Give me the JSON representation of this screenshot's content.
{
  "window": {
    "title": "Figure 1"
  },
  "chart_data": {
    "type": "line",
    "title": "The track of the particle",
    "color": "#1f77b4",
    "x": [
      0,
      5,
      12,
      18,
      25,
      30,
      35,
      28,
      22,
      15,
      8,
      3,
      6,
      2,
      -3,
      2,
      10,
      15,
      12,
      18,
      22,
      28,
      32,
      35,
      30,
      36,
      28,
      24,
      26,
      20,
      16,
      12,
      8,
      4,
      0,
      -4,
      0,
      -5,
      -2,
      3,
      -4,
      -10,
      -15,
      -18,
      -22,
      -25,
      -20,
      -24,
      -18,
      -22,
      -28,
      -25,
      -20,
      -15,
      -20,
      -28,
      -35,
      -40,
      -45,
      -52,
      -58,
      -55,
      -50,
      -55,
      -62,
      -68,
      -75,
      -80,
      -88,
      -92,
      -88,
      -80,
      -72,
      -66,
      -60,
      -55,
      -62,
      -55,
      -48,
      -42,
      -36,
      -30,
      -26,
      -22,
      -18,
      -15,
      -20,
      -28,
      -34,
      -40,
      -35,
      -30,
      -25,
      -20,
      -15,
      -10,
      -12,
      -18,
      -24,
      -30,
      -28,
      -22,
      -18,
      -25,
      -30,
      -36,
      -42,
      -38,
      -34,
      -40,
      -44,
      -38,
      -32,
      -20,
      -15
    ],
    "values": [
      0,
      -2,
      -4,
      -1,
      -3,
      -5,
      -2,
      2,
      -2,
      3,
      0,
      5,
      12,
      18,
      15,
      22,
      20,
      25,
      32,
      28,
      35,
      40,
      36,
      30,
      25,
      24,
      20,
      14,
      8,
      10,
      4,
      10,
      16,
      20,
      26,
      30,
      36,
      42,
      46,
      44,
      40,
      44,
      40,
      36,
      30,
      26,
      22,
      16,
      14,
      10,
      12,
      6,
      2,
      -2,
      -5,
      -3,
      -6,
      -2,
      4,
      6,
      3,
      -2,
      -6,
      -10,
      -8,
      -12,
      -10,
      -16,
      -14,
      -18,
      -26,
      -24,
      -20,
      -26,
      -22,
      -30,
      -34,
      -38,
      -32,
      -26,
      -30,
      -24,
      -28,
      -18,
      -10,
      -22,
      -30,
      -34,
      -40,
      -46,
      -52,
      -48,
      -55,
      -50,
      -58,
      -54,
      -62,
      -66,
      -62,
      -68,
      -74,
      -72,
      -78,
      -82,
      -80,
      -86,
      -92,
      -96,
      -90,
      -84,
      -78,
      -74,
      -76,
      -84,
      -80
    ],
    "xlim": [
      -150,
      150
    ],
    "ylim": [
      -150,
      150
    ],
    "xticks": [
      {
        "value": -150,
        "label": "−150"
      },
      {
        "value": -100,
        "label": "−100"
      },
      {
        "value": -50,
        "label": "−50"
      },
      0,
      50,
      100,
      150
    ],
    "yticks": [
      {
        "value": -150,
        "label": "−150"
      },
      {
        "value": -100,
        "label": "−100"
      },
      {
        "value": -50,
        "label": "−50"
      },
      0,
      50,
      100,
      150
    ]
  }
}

..........

• _EXERCISE DESCRIPTION_
Examine the entries and report how many of their lines contain the string "title", giving no more than the number.

• _EXPECTED ANSWER_
2